# STATED TASK
Copy out each line below that has the word "name" in it.

# RECORDS FOR THIS TASK
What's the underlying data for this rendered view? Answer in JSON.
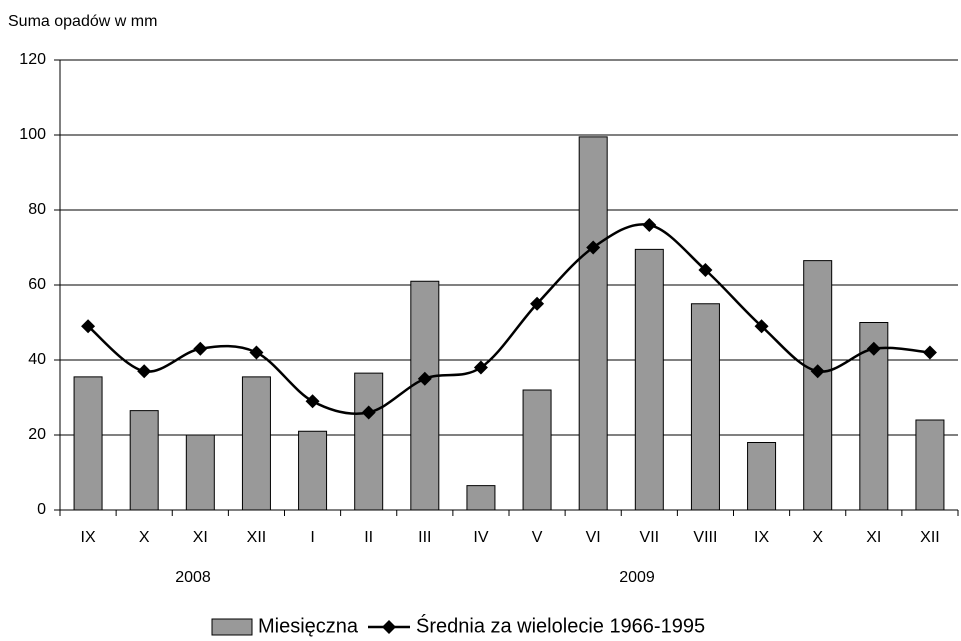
{
  "chart_data": {
    "type": "bar_line",
    "y_axis_label": "Suma opadów w mm",
    "categories": [
      "IX",
      "X",
      "XI",
      "XII",
      "I",
      "II",
      "III",
      "IV",
      "V",
      "VI",
      "VII",
      "VIII",
      "IX",
      "X",
      "XI",
      "XII"
    ],
    "group_labels": [
      "2008",
      "2009"
    ],
    "series": [
      {
        "name": "Miesięczna",
        "color": "#999999",
        "kind": "bar",
        "values": [
          35.5,
          26.5,
          20,
          35.5,
          21,
          36.5,
          61,
          6.5,
          32,
          99.5,
          69.5,
          55,
          18,
          66.5,
          50,
          24
        ]
      },
      {
        "name": "Średnia za wielolecie 1966-1995",
        "color": "#000000",
        "kind": "line",
        "values": [
          49,
          37,
          43,
          42,
          29,
          26,
          35,
          38,
          55,
          70,
          76,
          64,
          49,
          37,
          43,
          42
        ]
      }
    ],
    "ylim": [
      0,
      120
    ],
    "yticks": [
      0,
      20,
      40,
      60,
      80,
      100,
      120
    ],
    "grid": true,
    "legend": "bottom"
  }
}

# THE COMPLETED TASK
        "name": "Miesięczna",
        "name": "Średnia za wielolecie 1966-1995",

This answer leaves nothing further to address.